How does one even take this seriously much less respond to it? What next? Some oppressed or tribal guy who conceives a new posture to ejaculate without intercourse or masturbation? Some backward lady who can transform herself into a snake at will? More nonsense follows:

Far from being purely Vedic, hatha yoga was born a hybrid. As Amartya Sen reminded us in his recent address to the Indian Science Congress, universities like Nalanda were a melting pot where Buddhist Tantra made contact with Taoism from China…Taoists were already experimenting with qigong, which involved controlled breathing and channelling of ‘vital energy’. Taoist practices bear an uncanny similarity with the yogic pranayam, leading scholars to believe that the two systems have borrowed from each other: Indians learning exercise-oriented breathing from Taoists, and Taoists in China learning breathing-oriented meditation from their Indian neighbours…But this Taoist-Buddhist-Shaivite synthesis was only the beginning.

And then she uses this ridiculous and misleading “premise” to somehow link it to BKS Iyengar, Pattabhi Jois, et al.

The problem for historians of modern yoga is that even these medieval hatha yoga texts describe only a small fraction of modern yogic postures taught today. BKS Iyengar’s Light on Yoga alone teaches 200 asanas, while the 14th century Hatha Yoga Pradipika lists only 15 asanas, as do the 17th century Gheranda Samhita and Shiva Samhita.

*Dataset entries*.
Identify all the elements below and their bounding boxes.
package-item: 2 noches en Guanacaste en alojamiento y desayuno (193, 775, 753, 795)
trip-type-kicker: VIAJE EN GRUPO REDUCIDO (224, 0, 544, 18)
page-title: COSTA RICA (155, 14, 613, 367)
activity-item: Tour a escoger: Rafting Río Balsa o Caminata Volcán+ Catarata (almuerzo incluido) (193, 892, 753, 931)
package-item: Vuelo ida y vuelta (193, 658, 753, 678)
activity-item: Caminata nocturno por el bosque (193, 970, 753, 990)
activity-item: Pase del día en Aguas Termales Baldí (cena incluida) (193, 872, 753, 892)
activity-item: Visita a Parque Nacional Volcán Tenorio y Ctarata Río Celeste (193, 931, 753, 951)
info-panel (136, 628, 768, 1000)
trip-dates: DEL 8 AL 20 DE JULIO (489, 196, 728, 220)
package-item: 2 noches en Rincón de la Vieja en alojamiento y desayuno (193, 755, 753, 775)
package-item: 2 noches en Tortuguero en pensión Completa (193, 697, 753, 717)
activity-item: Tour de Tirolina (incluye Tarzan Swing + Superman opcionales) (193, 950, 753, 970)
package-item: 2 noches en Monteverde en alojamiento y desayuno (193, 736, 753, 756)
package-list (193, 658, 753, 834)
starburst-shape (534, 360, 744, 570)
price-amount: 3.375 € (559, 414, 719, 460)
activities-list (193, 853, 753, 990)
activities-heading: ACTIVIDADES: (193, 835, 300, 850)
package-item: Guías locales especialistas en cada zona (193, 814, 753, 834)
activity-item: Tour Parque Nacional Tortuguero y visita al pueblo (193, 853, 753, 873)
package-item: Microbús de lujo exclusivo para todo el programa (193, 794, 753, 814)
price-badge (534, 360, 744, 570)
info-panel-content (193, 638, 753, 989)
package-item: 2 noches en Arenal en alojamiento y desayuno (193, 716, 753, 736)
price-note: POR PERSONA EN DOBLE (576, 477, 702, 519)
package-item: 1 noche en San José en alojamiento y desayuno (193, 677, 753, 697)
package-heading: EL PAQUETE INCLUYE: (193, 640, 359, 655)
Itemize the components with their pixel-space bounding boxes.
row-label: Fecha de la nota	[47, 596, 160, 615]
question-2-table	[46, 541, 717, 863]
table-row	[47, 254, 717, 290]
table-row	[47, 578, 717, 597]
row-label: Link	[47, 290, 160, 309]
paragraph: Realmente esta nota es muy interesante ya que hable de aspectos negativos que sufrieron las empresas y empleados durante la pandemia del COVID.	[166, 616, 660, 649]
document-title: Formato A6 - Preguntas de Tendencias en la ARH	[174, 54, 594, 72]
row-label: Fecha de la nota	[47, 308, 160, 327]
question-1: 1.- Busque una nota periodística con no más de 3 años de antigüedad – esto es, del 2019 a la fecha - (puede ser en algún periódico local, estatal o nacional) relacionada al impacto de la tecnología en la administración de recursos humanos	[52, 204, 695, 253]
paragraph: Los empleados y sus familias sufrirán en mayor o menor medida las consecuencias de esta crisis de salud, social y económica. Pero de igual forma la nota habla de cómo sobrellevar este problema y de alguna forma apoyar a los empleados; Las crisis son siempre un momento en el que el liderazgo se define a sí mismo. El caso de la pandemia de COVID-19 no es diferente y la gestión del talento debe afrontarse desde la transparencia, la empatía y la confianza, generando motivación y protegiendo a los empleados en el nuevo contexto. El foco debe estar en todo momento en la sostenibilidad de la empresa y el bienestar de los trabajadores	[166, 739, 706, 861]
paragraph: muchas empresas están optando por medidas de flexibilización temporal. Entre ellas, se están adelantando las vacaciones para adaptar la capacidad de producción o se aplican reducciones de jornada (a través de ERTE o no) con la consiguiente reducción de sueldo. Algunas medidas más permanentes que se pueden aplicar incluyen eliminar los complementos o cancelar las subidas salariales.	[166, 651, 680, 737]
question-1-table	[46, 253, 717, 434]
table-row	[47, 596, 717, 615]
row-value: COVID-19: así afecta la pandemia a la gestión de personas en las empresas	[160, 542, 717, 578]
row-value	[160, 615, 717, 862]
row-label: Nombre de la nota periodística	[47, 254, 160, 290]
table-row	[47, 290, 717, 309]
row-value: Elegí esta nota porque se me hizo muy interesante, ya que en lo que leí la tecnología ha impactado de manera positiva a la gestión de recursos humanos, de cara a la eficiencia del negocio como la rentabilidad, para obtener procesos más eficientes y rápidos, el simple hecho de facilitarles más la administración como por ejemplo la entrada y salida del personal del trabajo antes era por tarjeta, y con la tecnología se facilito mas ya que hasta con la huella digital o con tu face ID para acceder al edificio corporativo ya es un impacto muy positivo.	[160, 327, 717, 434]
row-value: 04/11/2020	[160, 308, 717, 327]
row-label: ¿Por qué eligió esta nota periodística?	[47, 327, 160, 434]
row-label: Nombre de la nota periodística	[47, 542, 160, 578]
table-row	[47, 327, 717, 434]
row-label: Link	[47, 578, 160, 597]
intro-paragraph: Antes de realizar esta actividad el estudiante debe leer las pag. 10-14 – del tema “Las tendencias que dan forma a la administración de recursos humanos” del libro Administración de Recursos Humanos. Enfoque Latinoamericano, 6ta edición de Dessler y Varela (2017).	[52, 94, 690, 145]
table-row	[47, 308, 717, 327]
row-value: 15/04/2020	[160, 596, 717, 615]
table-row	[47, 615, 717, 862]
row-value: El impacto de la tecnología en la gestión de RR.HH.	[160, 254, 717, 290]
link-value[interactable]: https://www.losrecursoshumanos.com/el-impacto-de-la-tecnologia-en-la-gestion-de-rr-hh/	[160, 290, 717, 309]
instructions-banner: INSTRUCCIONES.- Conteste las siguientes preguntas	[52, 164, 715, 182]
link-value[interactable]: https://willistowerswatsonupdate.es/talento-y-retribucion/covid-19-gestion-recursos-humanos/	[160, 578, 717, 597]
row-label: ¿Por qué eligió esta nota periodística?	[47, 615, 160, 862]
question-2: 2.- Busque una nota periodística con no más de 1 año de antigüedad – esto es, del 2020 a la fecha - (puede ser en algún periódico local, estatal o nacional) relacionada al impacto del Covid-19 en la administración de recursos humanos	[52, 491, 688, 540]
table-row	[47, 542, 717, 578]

*Task item*. Please say how many asanas the 14th century Hatha Yoga Pradipika lists, according to the hatha yoga excerpt.

*Solution to this task*. 15 asanas.